INSTRUCTIONS TO FOLLOW
Verbatim output of all the material below is required.

(Extracted data entries)
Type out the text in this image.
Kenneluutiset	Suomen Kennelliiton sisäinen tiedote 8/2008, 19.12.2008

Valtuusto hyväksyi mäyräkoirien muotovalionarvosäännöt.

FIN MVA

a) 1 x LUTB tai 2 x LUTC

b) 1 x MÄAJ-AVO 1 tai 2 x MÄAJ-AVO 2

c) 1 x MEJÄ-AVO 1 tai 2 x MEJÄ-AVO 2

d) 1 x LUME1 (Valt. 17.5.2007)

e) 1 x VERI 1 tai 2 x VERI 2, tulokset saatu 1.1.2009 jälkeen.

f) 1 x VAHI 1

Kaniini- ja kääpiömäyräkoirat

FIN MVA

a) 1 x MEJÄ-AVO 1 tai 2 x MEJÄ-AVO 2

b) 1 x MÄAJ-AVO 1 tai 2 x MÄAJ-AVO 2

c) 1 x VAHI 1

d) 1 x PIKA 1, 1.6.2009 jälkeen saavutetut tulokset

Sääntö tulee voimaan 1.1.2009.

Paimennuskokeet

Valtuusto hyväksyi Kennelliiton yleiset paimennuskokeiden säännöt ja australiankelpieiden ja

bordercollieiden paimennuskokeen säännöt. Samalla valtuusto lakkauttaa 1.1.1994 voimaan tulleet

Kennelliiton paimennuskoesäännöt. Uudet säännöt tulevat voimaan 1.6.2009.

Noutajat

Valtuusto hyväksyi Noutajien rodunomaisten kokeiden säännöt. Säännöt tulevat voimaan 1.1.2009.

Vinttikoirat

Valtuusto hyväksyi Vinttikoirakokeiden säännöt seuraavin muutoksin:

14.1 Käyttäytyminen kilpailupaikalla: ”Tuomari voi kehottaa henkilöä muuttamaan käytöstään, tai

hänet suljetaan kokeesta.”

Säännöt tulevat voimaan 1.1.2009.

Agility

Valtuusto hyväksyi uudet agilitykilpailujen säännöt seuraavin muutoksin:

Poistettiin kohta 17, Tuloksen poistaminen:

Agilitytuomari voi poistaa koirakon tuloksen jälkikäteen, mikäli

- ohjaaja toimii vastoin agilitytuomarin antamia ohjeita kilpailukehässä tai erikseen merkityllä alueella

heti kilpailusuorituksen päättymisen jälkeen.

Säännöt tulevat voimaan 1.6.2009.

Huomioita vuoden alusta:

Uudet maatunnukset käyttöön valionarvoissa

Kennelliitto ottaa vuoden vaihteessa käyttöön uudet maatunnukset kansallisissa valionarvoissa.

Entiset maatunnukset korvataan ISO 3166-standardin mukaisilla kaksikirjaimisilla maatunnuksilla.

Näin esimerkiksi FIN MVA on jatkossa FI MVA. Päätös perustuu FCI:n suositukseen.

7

RESPONSE TO THE EXERCISE
Type out the text in this image.
Kenneluutiset	Suomen Kennelliiton sisäinen tiedote 8/2008, 19.12.2008

Valtuusto hyväksyi mäyräkoirien muotovalionarvosäännöt.

FIN MVA

a) 1 x LUTB tai 2 x LUTC

b) 1 x MÄAJ-AVO 1 tai 2 x MÄAJ-AVO 2

c) 1 x MEJÄ-AVO 1 tai 2 x MEJÄ-AVO 2

d) 1 x LUME1 (Valt. 17.5.2007)

e) 1 x VERI 1 tai 2 x VERI 2, tulokset saatu 1.1.2009 jälkeen.

f) 1 x VAHI 1

Kaniini- ja kääpiömäyräkoirat

FIN MVA

a) 1 x MEJÄ-AVO 1 tai 2 x MEJÄ-AVO 2

b) 1 x MÄAJ-AVO 1 tai 2 x MÄAJ-AVO 2

c) 1 x VAHI 1

d) 1 x PIKA 1, 1.6.2009 jälkeen saavutetut tulokset

Sääntö tulee voimaan 1.1.2009.

Paimennuskokeet

Valtuusto hyväksyi Kennelliiton yleiset paimennuskokeiden säännöt ja australiankelpieiden ja

bordercollieiden paimennuskokeen säännöt. Samalla valtuusto lakkauttaa 1.1.1994 voimaan tulleet

Kennelliiton paimennuskoesäännöt. Uudet säännöt tulevat voimaan 1.6.2009.

Noutajat

Valtuusto hyväksyi Noutajien rodunomaisten kokeiden säännöt. Säännöt tulevat voimaan 1.1.2009.

Vinttikoirat

Valtuusto hyväksyi Vinttikoirakokeiden säännöt seuraavin muutoksin:

14.1 Käyttäytyminen kilpailupaikalla: ”Tuomari voi kehottaa henkilöä muuttamaan käytöstään, tai

hänet suljetaan kokeesta.”

Säännöt tulevat voimaan 1.1.2009.

Agility

Valtuusto hyväksyi uudet agilitykilpailujen säännöt seuraavin muutoksin:

Poistettiin kohta 17, Tuloksen poistaminen:

Agilitytuomari voi poistaa koirakon tuloksen jälkikäteen, mikäli

- ohjaaja toimii vastoin agilitytuomarin antamia ohjeita kilpailukehässä tai erikseen merkityllä alueella

heti kilpailusuorituksen päättymisen jälkeen.

Säännöt tulevat voimaan 1.6.2009.

Huomioita vuoden alusta:

Uudet maatunnukset käyttöön valionarvoissa

Kennelliitto ottaa vuoden vaihteessa käyttöön uudet maatunnukset kansallisissa valionarvoissa.

Entiset maatunnukset korvataan ISO 3166-standardin mukaisilla kaksikirjaimisilla maatunnuksilla.

Näin esimerkiksi FIN MVA on jatkossa FI MVA. Päätös perustuu FCI:n suositukseen.

7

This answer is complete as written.